WRITTEN INSTRUCTION
Return the complete listing that follows, with each line reproduced exactly.
=== TASK DATA ===
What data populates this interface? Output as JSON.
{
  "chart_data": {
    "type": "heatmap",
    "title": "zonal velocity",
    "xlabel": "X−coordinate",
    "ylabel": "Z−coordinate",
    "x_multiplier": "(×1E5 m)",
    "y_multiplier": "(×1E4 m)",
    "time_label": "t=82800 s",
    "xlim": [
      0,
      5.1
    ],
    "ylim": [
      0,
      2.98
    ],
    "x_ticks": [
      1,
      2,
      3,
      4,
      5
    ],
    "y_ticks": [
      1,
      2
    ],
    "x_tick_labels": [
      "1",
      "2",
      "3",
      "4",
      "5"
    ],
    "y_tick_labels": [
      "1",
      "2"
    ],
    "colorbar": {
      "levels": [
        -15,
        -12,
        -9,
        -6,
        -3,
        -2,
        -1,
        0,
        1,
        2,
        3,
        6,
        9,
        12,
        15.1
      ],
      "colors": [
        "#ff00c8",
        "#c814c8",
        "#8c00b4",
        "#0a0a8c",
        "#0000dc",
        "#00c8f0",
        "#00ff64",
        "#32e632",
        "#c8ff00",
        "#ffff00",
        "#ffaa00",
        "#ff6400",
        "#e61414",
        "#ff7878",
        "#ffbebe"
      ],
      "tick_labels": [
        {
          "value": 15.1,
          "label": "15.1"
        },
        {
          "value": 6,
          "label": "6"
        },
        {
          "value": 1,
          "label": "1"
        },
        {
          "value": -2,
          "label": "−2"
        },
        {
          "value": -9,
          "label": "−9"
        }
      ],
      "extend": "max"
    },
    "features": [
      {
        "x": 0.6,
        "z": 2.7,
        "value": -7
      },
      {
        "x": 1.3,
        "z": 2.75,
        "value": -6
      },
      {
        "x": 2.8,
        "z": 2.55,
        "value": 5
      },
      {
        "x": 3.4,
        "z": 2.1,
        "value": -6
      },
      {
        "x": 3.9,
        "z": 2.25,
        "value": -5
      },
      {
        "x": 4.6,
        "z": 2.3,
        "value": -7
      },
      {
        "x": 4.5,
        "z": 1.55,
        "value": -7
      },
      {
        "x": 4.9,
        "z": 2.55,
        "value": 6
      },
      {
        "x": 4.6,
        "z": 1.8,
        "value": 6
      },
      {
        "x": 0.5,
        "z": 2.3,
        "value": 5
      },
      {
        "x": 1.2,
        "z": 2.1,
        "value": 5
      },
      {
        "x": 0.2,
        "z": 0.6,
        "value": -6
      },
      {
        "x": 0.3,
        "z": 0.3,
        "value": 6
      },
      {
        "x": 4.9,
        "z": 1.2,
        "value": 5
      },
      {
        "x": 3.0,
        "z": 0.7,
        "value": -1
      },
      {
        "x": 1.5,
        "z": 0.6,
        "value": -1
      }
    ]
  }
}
===
CORRECT RESPONSE
What data populates this interface? Output as JSON.
{
  "chart_data": {
    "type": "heatmap",
    "title": "zonal velocity",
    "xlabel": "X−coordinate",
    "ylabel": "Z−coordinate",
    "x_multiplier": "(×1E5 m)",
    "y_multiplier": "(×1E4 m)",
    "time_label": "t=82800 s",
    "xlim": [
      0,
      5.1
    ],
    "ylim": [
      0,
      2.98
    ],
    "x_ticks": [
      1,
      2,
      3,
      4,
      5
    ],
    "y_ticks": [
      1,
      2
    ],
    "x_tick_labels": [
      "1",
      "2",
      "3",
      "4",
      "5"
    ],
    "y_tick_labels": [
      "1",
      "2"
    ],
    "colorbar": {
      "levels": [
        -15,
        -12,
        -9,
        -6,
        -3,
        -2,
        -1,
        0,
        1,
        2,
        3,
        6,
        9,
        12,
        15.1
      ],
      "colors": [
        "#ff00c8",
        "#c814c8",
        "#8c00b4",
        "#0a0a8c",
        "#0000dc",
        "#00c8f0",
        "#00ff64",
        "#32e632",
        "#c8ff00",
        "#ffff00",
        "#ffaa00",
        "#ff6400",
        "#e61414",
        "#ff7878",
        "#ffbebe"
      ],
      "tick_labels": [
        {
          "value": 15.1,
          "label": "15.1"
        },
        {
          "value": 6,
          "label": "6"
        },
        {
          "value": 1,
          "label": "1"
        },
        {
          "value": -2,
          "label": "−2"
        },
        {
          "value": -9,
          "label": "−9"
        }
      ],
      "extend": "max"
    },
    "features": [
      {
        "x": 0.6,
        "z": 2.7,
        "value": -7
      },
      {
        "x": 1.3,
        "z": 2.75,
        "value": -6
      },
      {
        "x": 2.8,
        "z": 2.55,
        "value": 5
      },
      {
        "x": 3.4,
        "z": 2.1,
        "value": -6
      },
      {
        "x": 3.9,
        "z": 2.25,
        "value": -5
      },
      {
        "x": 4.6,
        "z": 2.3,
        "value": -7
      },
      {
        "x": 4.5,
        "z": 1.55,
        "value": -7
      },
      {
        "x": 4.9,
        "z": 2.55,
        "value": 6
      },
      {
        "x": 4.6,
        "z": 1.8,
        "value": 6
      },
      {
        "x": 0.5,
        "z": 2.3,
        "value": 5
      },
      {
        "x": 1.2,
        "z": 2.1,
        "value": 5
      },
      {
        "x": 0.2,
        "z": 0.6,
        "value": -6
      },
      {
        "x": 0.3,
        "z": 0.3,
        "value": 6
      },
      {
        "x": 4.9,
        "z": 1.2,
        "value": 5
      },
      {
        "x": 3.0,
        "z": 0.7,
        "value": -1
      },
      {
        "x": 1.5,
        "z": 0.6,
        "value": -1
      }
    ]
  }
}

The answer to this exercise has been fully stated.